Exercise goal:
Retype all the records with nothing changed.

Raw data:
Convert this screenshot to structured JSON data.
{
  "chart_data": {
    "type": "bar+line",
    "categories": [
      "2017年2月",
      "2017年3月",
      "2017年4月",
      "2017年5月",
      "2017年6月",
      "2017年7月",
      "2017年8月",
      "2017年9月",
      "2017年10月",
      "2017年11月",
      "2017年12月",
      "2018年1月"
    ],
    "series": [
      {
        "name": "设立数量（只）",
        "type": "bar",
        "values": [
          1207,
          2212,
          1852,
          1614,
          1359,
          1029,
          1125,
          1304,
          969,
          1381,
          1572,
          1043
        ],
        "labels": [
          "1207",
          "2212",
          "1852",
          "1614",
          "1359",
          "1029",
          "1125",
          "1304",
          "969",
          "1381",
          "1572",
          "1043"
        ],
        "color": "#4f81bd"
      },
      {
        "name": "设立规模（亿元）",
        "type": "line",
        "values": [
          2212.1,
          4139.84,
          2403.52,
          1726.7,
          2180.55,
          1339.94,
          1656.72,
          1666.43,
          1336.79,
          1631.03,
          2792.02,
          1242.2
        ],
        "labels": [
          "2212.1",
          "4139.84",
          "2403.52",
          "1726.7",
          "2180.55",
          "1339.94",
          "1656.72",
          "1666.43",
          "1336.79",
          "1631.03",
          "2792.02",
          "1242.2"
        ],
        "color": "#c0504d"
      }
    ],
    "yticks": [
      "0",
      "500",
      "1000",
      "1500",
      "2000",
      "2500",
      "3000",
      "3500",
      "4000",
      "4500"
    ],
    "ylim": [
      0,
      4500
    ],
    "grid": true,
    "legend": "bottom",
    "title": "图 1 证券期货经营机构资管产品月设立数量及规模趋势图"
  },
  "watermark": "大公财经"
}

Task response:
Convert this screenshot to structured JSON data.
{
  "chart_data": {
    "type": "bar+line",
    "categories": [
      "2017年2月",
      "2017年3月",
      "2017年4月",
      "2017年5月",
      "2017年6月",
      "2017年7月",
      "2017年8月",
      "2017年9月",
      "2017年10月",
      "2017年11月",
      "2017年12月",
      "2018年1月"
    ],
    "series": [
      {
        "name": "设立数量（只）",
        "type": "bar",
        "values": [
          1207,
          2212,
          1852,
          1614,
          1359,
          1029,
          1125,
          1304,
          969,
          1381,
          1572,
          1043
        ],
        "labels": [
          "1207",
          "2212",
          "1852",
          "1614",
          "1359",
          "1029",
          "1125",
          "1304",
          "969",
          "1381",
          "1572",
          "1043"
        ],
        "color": "#4f81bd"
      },
      {
        "name": "设立规模（亿元）",
        "type": "line",
        "values": [
          2212.1,
          4139.84,
          2403.52,
          1726.7,
          2180.55,
          1339.94,
          1656.72,
          1666.43,
          1336.79,
          1631.03,
          2792.02,
          1242.2
        ],
        "labels": [
          "2212.1",
          "4139.84",
          "2403.52",
          "1726.7",
          "2180.55",
          "1339.94",
          "1656.72",
          "1666.43",
          "1336.79",
          "1631.03",
          "2792.02",
          "1242.2"
        ],
        "color": "#c0504d"
      }
    ],
    "yticks": [
      "0",
      "500",
      "1000",
      "1500",
      "2000",
      "2500",
      "3000",
      "3500",
      "4000",
      "4500"
    ],
    "ylim": [
      0,
      4500
    ],
    "grid": true,
    "legend": "bottom",
    "title": "图 1 证券期货经营机构资管产品月设立数量及规模趋势图"
  },
  "watermark": "大公财经"
}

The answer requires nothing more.